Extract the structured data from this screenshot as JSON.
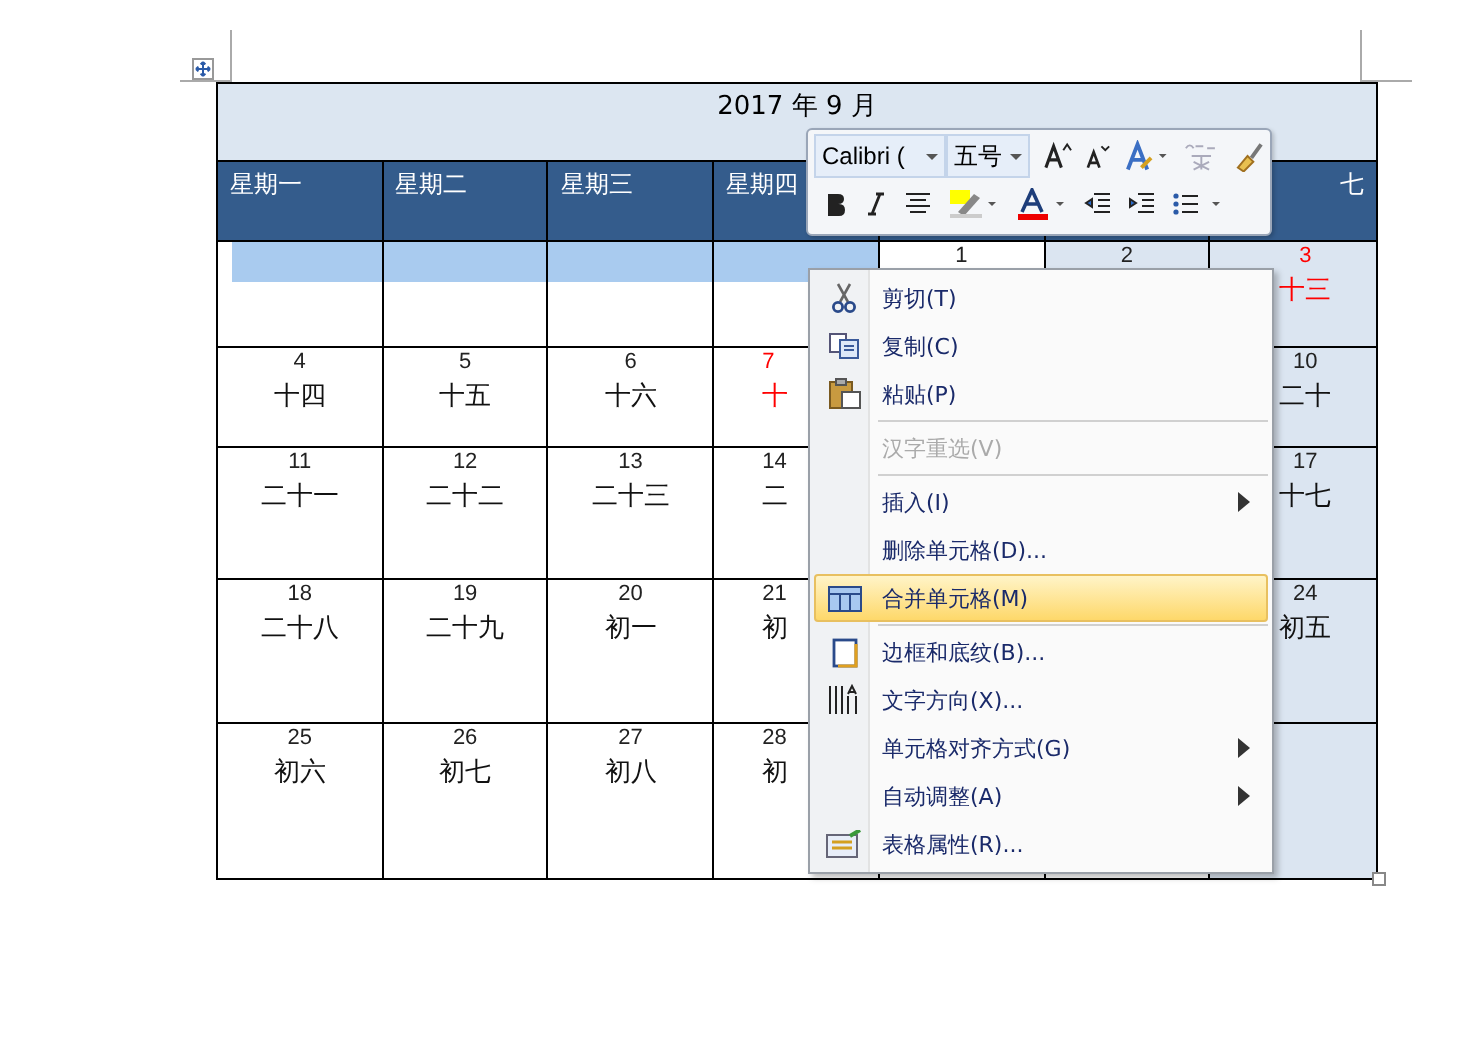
{
  "calendar": {
    "title": "2017 年 9 月",
    "headers": [
      "星期一",
      "星期二",
      "星期三",
      "星期四"
    ],
    "headers_right": [
      "七"
    ],
    "rows": [
      [
        {
          "selected": true,
          "kind": "band"
        },
        {
          "selected": true,
          "kind": "band"
        },
        {
          "selected": true,
          "kind": "band"
        },
        {
          "selected": true,
          "kind": "band"
        },
        {
          "day": "1",
          "red": false,
          "selected": false
        },
        {
          "day": "2",
          "red": false,
          "selected": true,
          "kind": "full"
        },
        {
          "day": "3",
          "lunar": "十三",
          "red": true,
          "selected": true,
          "kind": "full"
        }
      ],
      [
        {
          "day": "4",
          "lunar": "十四",
          "red": false
        },
        {
          "day": "5",
          "lunar": "十五",
          "red": false
        },
        {
          "day": "6",
          "lunar": "十六",
          "red": false
        },
        {
          "day": "7",
          "lunar": "十",
          "red": true
        },
        null,
        null,
        {
          "day": "10",
          "lunar": "二十",
          "red": false,
          "selected": true,
          "kind": "full"
        }
      ],
      [
        {
          "day": "11",
          "lunar": "二十一",
          "red": false
        },
        {
          "day": "12",
          "lunar": "二十二",
          "red": false
        },
        {
          "day": "13",
          "lunar": "二十三",
          "red": false
        },
        {
          "day": "14",
          "lunar": "二",
          "red": false
        },
        null,
        null,
        {
          "day": "17",
          "lunar": "十七",
          "red": false,
          "selected": true,
          "kind": "full"
        }
      ],
      [
        {
          "day": "18",
          "lunar": "二十八",
          "red": false
        },
        {
          "day": "19",
          "lunar": "二十九",
          "red": false
        },
        {
          "day": "20",
          "lunar": "初一",
          "red": false
        },
        {
          "day": "21",
          "lunar": "初",
          "red": false
        },
        null,
        null,
        {
          "day": "24",
          "lunar": "初五",
          "red": false,
          "selected": true,
          "kind": "full"
        }
      ],
      [
        {
          "day": "25",
          "lunar": "初六",
          "red": false
        },
        {
          "day": "26",
          "lunar": "初七",
          "red": false
        },
        {
          "day": "27",
          "lunar": "初八",
          "red": false
        },
        {
          "day": "28",
          "lunar": "初",
          "red": false
        },
        null,
        null,
        {
          "selected": true,
          "kind": "full"
        }
      ]
    ]
  },
  "mini_toolbar": {
    "font": "Calibri (",
    "size": "五号"
  },
  "context_menu": [
    {
      "kind": "item",
      "label": "剪切(T)",
      "disabled": false,
      "selected": false
    },
    {
      "kind": "item",
      "label": "复制(C)",
      "disabled": false,
      "selected": false
    },
    {
      "kind": "item",
      "label": "粘贴(P)",
      "disabled": false,
      "selected": false
    },
    {
      "kind": "separator"
    },
    {
      "kind": "item",
      "label": "汉字重选(V)",
      "disabled": true,
      "selected": false
    },
    {
      "kind": "separator"
    },
    {
      "kind": "item",
      "label": "插入(I)",
      "disabled": false,
      "submenu": true,
      "selected": false
    },
    {
      "kind": "item",
      "label": "删除单元格(D)...",
      "disabled": false,
      "selected": false
    },
    {
      "kind": "item",
      "label": "合并单元格(M)",
      "disabled": false,
      "selected": true
    },
    {
      "kind": "separator"
    },
    {
      "kind": "item",
      "label": "边框和底纹(B)...",
      "disabled": false,
      "selected": false
    },
    {
      "kind": "item",
      "label": "文字方向(X)...",
      "disabled": false,
      "selected": false
    },
    {
      "kind": "item",
      "label": "单元格对齐方式(G)",
      "disabled": false,
      "submenu": true,
      "selected": false
    },
    {
      "kind": "item",
      "label": "自动调整(A)",
      "disabled": false,
      "submenu": true,
      "selected": false
    },
    {
      "kind": "item",
      "label": "表格属性(R)...",
      "disabled": false,
      "selected": false
    }
  ]
}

^^^^^^^^

= Problem details =
Repeat the records above exactly, leaving out the pictures.

= Correct output =
Extract the structured data from this screenshot as JSON.
{
  "calendar": {
    "title": "2017 年 9 月",
    "headers": [
      "星期一",
      "星期二",
      "星期三",
      "星期四"
    ],
    "headers_right": [
      "七"
    ],
    "rows": [
      [
        {
          "selected": true,
          "kind": "band"
        },
        {
          "selected": true,
          "kind": "band"
        },
        {
          "selected": true,
          "kind": "band"
        },
        {
          "selected": true,
          "kind": "band"
        },
        {
          "day": "1",
          "red": false,
          "selected": false
        },
        {
          "day": "2",
          "red": false,
          "selected": true,
          "kind": "full"
        },
        {
          "day": "3",
          "lunar": "十三",
          "red": true,
          "selected": true,
          "kind": "full"
        }
      ],
      [
        {
          "day": "4",
          "lunar": "十四",
          "red": false
        },
        {
          "day": "5",
          "lunar": "十五",
          "red": false
        },
        {
          "day": "6",
          "lunar": "十六",
          "red": false
        },
        {
          "day": "7",
          "lunar": "十",
          "red": true
        },
        null,
        null,
        {
          "day": "10",
          "lunar": "二十",
          "red": false,
          "selected": true,
          "kind": "full"
        }
      ],
      [
        {
          "day": "11",
          "lunar": "二十一",
          "red": false
        },
        {
          "day": "12",
          "lunar": "二十二",
          "red": false
        },
        {
          "day": "13",
          "lunar": "二十三",
          "red": false
        },
        {
          "day": "14",
          "lunar": "二",
          "red": false
        },
        null,
        null,
        {
          "day": "17",
          "lunar": "十七",
          "red": false,
          "selected": true,
          "kind": "full"
        }
      ],
      [
        {
          "day": "18",
          "lunar": "二十八",
          "red": false
        },
        {
          "day": "19",
          "lunar": "二十九",
          "red": false
        },
        {
          "day": "20",
          "lunar": "初一",
          "red": false
        },
        {
          "day": "21",
          "lunar": "初",
          "red": false
        },
        null,
        null,
        {
          "day": "24",
          "lunar": "初五",
          "red": false,
          "selected": true,
          "kind": "full"
        }
      ],
      [
        {
          "day": "25",
          "lunar": "初六",
          "red": false
        },
        {
          "day": "26",
          "lunar": "初七",
          "red": false
        },
        {
          "day": "27",
          "lunar": "初八",
          "red": false
        },
        {
          "day": "28",
          "lunar": "初",
          "red": false
        },
        null,
        null,
        {
          "selected": true,
          "kind": "full"
        }
      ]
    ]
  },
  "mini_toolbar": {
    "font": "Calibri (",
    "size": "五号"
  },
  "context_menu": [
    {
      "kind": "item",
      "label": "剪切(T)",
      "disabled": false,
      "selected": false
    },
    {
      "kind": "item",
      "label": "复制(C)",
      "disabled": false,
      "selected": false
    },
    {
      "kind": "item",
      "label": "粘贴(P)",
      "disabled": false,
      "selected": false
    },
    {
      "kind": "separator"
    },
    {
      "kind": "item",
      "label": "汉字重选(V)",
      "disabled": true,
      "selected": false
    },
    {
      "kind": "separator"
    },
    {
      "kind": "item",
      "label": "插入(I)",
      "disabled": false,
      "submenu": true,
      "selected": false
    },
    {
      "kind": "item",
      "label": "删除单元格(D)...",
      "disabled": false,
      "selected": false
    },
    {
      "kind": "item",
      "label": "合并单元格(M)",
      "disabled": false,
      "selected": true
    },
    {
      "kind": "separator"
    },
    {
      "kind": "item",
      "label": "边框和底纹(B)...",
      "disabled": false,
      "selected": false
    },
    {
      "kind": "item",
      "label": "文字方向(X)...",
      "disabled": false,
      "selected": false
    },
    {
      "kind": "item",
      "label": "单元格对齐方式(G)",
      "disabled": false,
      "submenu": true,
      "selected": false
    },
    {
      "kind": "item",
      "label": "自动调整(A)",
      "disabled": false,
      "submenu": true,
      "selected": false
    },
    {
      "kind": "item",
      "label": "表格属性(R)...",
      "disabled": false,
      "selected": false
    }
  ]
}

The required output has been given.